> **Goal**:
Tally all lines containing the word "Bottle". Give the number alone.

> **Extracted material**:
# # # # #

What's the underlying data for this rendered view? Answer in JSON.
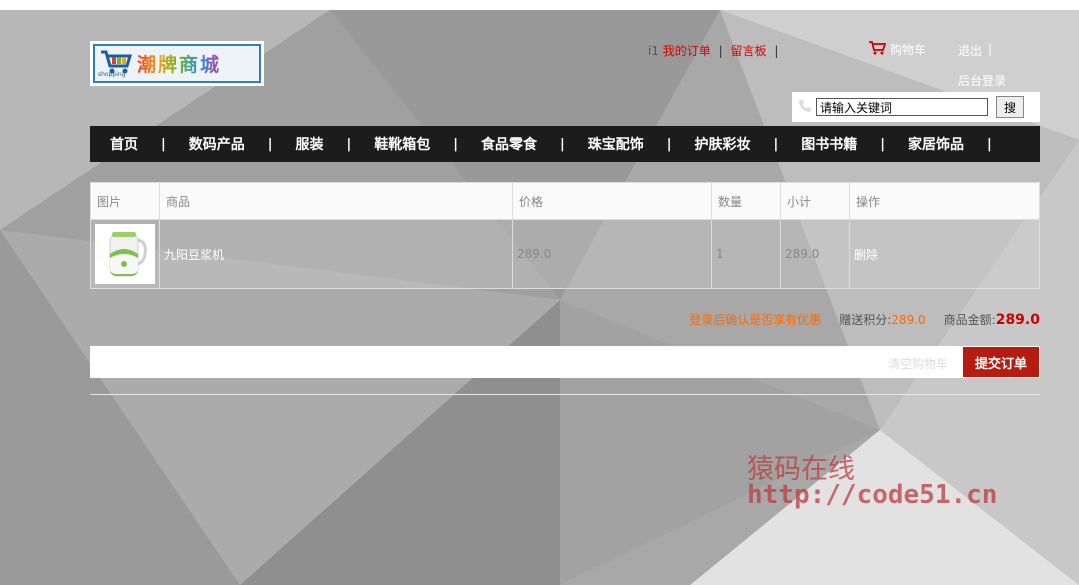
{
  "logo": {
    "text": "潮牌商城",
    "sub": "shopping"
  },
  "topnav": {
    "prefix": "i1",
    "my_orders": "我的订单",
    "guestbook": "留言板",
    "separator": "|",
    "cart": "购物车",
    "logout": "退出",
    "admin_login": "后台登录"
  },
  "search": {
    "value": "请输入关键词",
    "button": "搜"
  },
  "nav": {
    "items": [
      "首页",
      "数码产品",
      "服装",
      "鞋靴箱包",
      "食品零食",
      "珠宝配饰",
      "护肤彩妆",
      "图书书籍",
      "家居饰品"
    ],
    "separator": "|"
  },
  "cart_table": {
    "headers": [
      "图片",
      "商品",
      "价格",
      "数量",
      "小计",
      "操作"
    ],
    "rows": [
      {
        "name": "九阳豆浆机",
        "price": "289.0",
        "qty": "1",
        "subtotal": "289.0",
        "action": "删除"
      }
    ]
  },
  "summary": {
    "login_tip": "登录后确认是否享有优惠",
    "points_label": "赠送积分:",
    "points_value": "289.0",
    "amount_label": "商品金额:",
    "amount_value": "289.0"
  },
  "actions": {
    "clear": "清空购物车",
    "submit": "提交订单"
  },
  "watermark": {
    "line1": "猿码在线",
    "line2": "http://code51.cn"
  },
  "colors": {
    "nav_bg": "#1c1c1c",
    "submit_bg": "#b61d10",
    "highlight": "#ff6a00",
    "total": "#c00000"
  }
}
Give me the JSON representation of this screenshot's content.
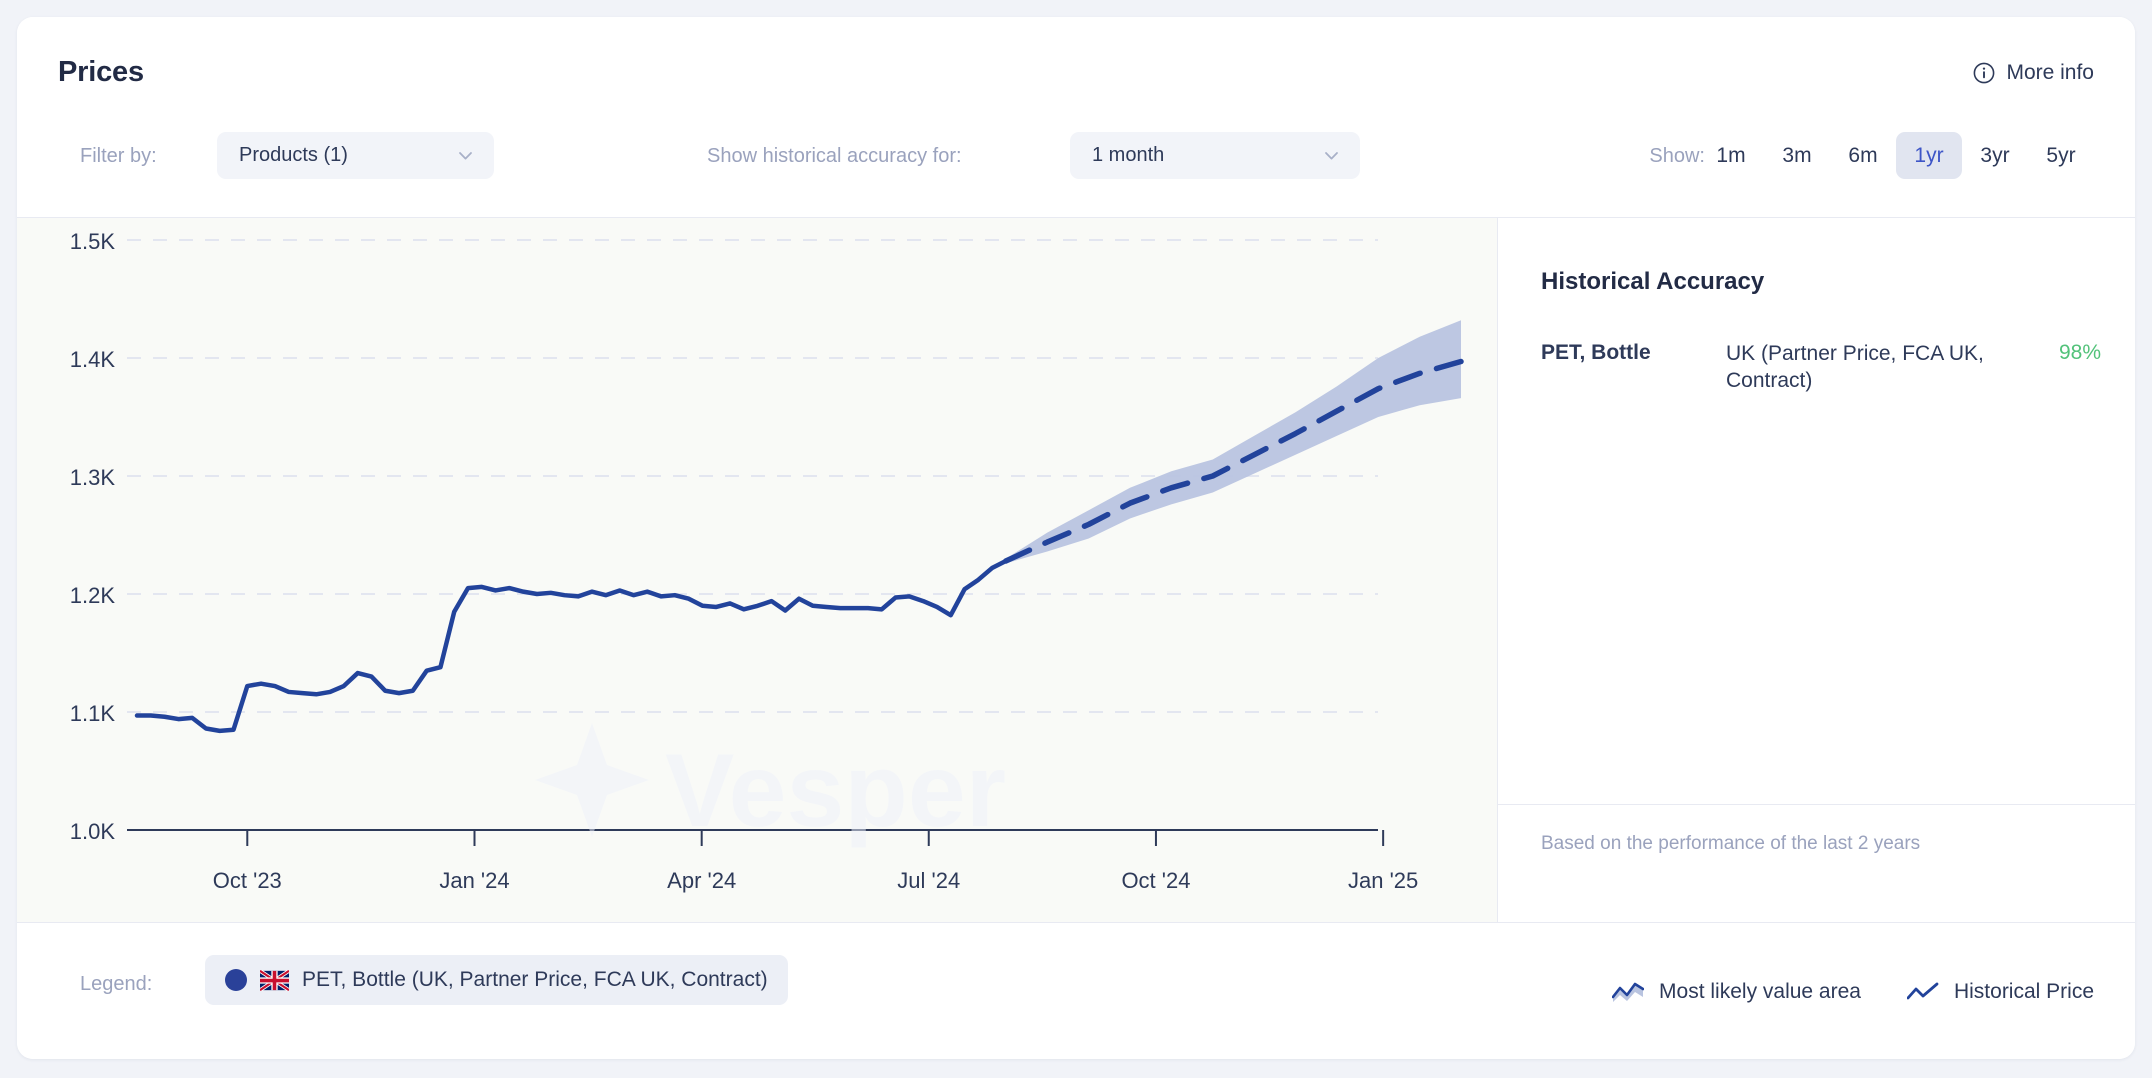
{
  "header": {
    "title": "Prices",
    "more_info": {
      "label": "More info",
      "icon": "info-circle-icon"
    },
    "filter_label": "Filter by:",
    "products_select": {
      "value": "Products (1)",
      "chevron": "chevron-down-icon"
    },
    "accuracy_label": "Show historical accuracy for:",
    "period_select": {
      "value": "1 month",
      "chevron": "chevron-down-icon"
    },
    "show_label": "Show:",
    "ranges": [
      {
        "label": "1m",
        "active": false
      },
      {
        "label": "3m",
        "active": false
      },
      {
        "label": "6m",
        "active": false
      },
      {
        "label": "1yr",
        "active": true
      },
      {
        "label": "3yr",
        "active": false
      },
      {
        "label": "5yr",
        "active": false
      }
    ]
  },
  "sidebar": {
    "title": "Historical Accuracy",
    "row": {
      "name": "PET, Bottle",
      "description": "UK (Partner Price, FCA UK, Contract)",
      "accuracy": "98%"
    },
    "footnote": "Based on the performance of the last 2 years"
  },
  "legend": {
    "label": "Legend:",
    "series_chip": {
      "text": "PET, Bottle (UK, Partner Price, FCA UK, Contract)",
      "dot_color": "#2a4199",
      "flag": "uk-flag-icon"
    },
    "keys": [
      {
        "label": "Most likely value area",
        "icon": "forecast-band-icon"
      },
      {
        "label": "Historical Price",
        "icon": "line-chart-icon"
      }
    ]
  },
  "watermark": "Vesper",
  "colors": {
    "line": "#22439b",
    "band": "#b9c4e0",
    "accent": "#3d55c7",
    "accuracy_green": "#52c27a",
    "grid": "#e3e6f0",
    "chart_bg": "#f9faf7"
  },
  "chart_data": {
    "type": "line",
    "title": "Prices",
    "xlabel": "",
    "ylabel": "",
    "ylim": [
      1000,
      1500
    ],
    "yticks": [
      1000,
      1100,
      1200,
      1300,
      1400,
      1500
    ],
    "ytick_labels": [
      "1.0K",
      "1.1K",
      "1.2K",
      "1.3K",
      "1.4K",
      "1.5K"
    ],
    "xticks": [
      "Oct '23",
      "Jan '24",
      "Apr '24",
      "Jul '24",
      "Oct '24",
      "Jan '25"
    ],
    "xtick_positions": [
      0.0833,
      0.2549,
      0.4265,
      0.598,
      0.7696,
      0.9412
    ],
    "xlim": [
      0,
      1
    ],
    "grid": true,
    "legend_position": "bottom",
    "series": [
      {
        "name": "Historical Price",
        "style": "solid",
        "color": "#22439b",
        "points": [
          [
            0.0,
            1097
          ],
          [
            0.0104,
            1097
          ],
          [
            0.0208,
            1096
          ],
          [
            0.0313,
            1094
          ],
          [
            0.0417,
            1095
          ],
          [
            0.0521,
            1086
          ],
          [
            0.0625,
            1084
          ],
          [
            0.0729,
            1085
          ],
          [
            0.0833,
            1122
          ],
          [
            0.0937,
            1124
          ],
          [
            0.1042,
            1122
          ],
          [
            0.1146,
            1117
          ],
          [
            0.125,
            1116
          ],
          [
            0.1354,
            1115
          ],
          [
            0.1458,
            1117
          ],
          [
            0.1562,
            1122
          ],
          [
            0.1667,
            1133
          ],
          [
            0.1771,
            1130
          ],
          [
            0.1875,
            1118
          ],
          [
            0.1979,
            1116
          ],
          [
            0.2083,
            1118
          ],
          [
            0.2188,
            1135
          ],
          [
            0.2292,
            1138
          ],
          [
            0.2396,
            1185
          ],
          [
            0.25,
            1205
          ],
          [
            0.2604,
            1206
          ],
          [
            0.2708,
            1203
          ],
          [
            0.2812,
            1205
          ],
          [
            0.2917,
            1202
          ],
          [
            0.3021,
            1200
          ],
          [
            0.3125,
            1201
          ],
          [
            0.3229,
            1199
          ],
          [
            0.3333,
            1198
          ],
          [
            0.3437,
            1202
          ],
          [
            0.3542,
            1199
          ],
          [
            0.3646,
            1203
          ],
          [
            0.375,
            1199
          ],
          [
            0.3854,
            1202
          ],
          [
            0.3958,
            1198
          ],
          [
            0.4062,
            1199
          ],
          [
            0.4167,
            1196
          ],
          [
            0.4271,
            1190
          ],
          [
            0.4375,
            1189
          ],
          [
            0.4479,
            1192
          ],
          [
            0.4583,
            1187
          ],
          [
            0.4688,
            1190
          ],
          [
            0.4792,
            1194
          ],
          [
            0.4896,
            1186
          ],
          [
            0.5,
            1196
          ],
          [
            0.5104,
            1190
          ],
          [
            0.5208,
            1189
          ],
          [
            0.5312,
            1188
          ],
          [
            0.5417,
            1188
          ],
          [
            0.5521,
            1188
          ],
          [
            0.5625,
            1187
          ],
          [
            0.5729,
            1197
          ],
          [
            0.5833,
            1198
          ],
          [
            0.5938,
            1194
          ],
          [
            0.6042,
            1189
          ],
          [
            0.6146,
            1182
          ],
          [
            0.625,
            1204
          ],
          [
            0.6354,
            1212
          ],
          [
            0.6458,
            1222
          ],
          [
            0.6562,
            1228
          ]
        ]
      },
      {
        "name": "Forecast",
        "style": "dashed",
        "color": "#22439b",
        "points": [
          [
            0.6562,
            1228
          ],
          [
            0.6875,
            1244
          ],
          [
            0.7188,
            1259
          ],
          [
            0.75,
            1277
          ],
          [
            0.7812,
            1290
          ],
          [
            0.8125,
            1300
          ],
          [
            0.8437,
            1318
          ],
          [
            0.875,
            1336
          ],
          [
            0.9062,
            1355
          ],
          [
            0.9375,
            1374
          ],
          [
            0.9688,
            1387
          ],
          [
            1.0,
            1397
          ]
        ]
      }
    ],
    "band": {
      "name": "Most likely value area",
      "color": "#b9c4e0",
      "upper": [
        [
          0.6562,
          1230
        ],
        [
          0.6875,
          1252
        ],
        [
          0.7188,
          1271
        ],
        [
          0.75,
          1290
        ],
        [
          0.7812,
          1304
        ],
        [
          0.8125,
          1314
        ],
        [
          0.8437,
          1334
        ],
        [
          0.875,
          1354
        ],
        [
          0.9062,
          1376
        ],
        [
          0.9375,
          1400
        ],
        [
          0.9688,
          1418
        ],
        [
          1.0,
          1432
        ]
      ],
      "lower": [
        [
          0.6562,
          1226
        ],
        [
          0.6875,
          1236
        ],
        [
          0.7188,
          1247
        ],
        [
          0.75,
          1264
        ],
        [
          0.7812,
          1276
        ],
        [
          0.8125,
          1286
        ],
        [
          0.8437,
          1302
        ],
        [
          0.875,
          1318
        ],
        [
          0.9062,
          1334
        ],
        [
          0.9375,
          1350
        ],
        [
          0.9688,
          1360
        ],
        [
          1.0,
          1366
        ]
      ]
    }
  }
}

# # # # #

> **Solution to this exercise**:
2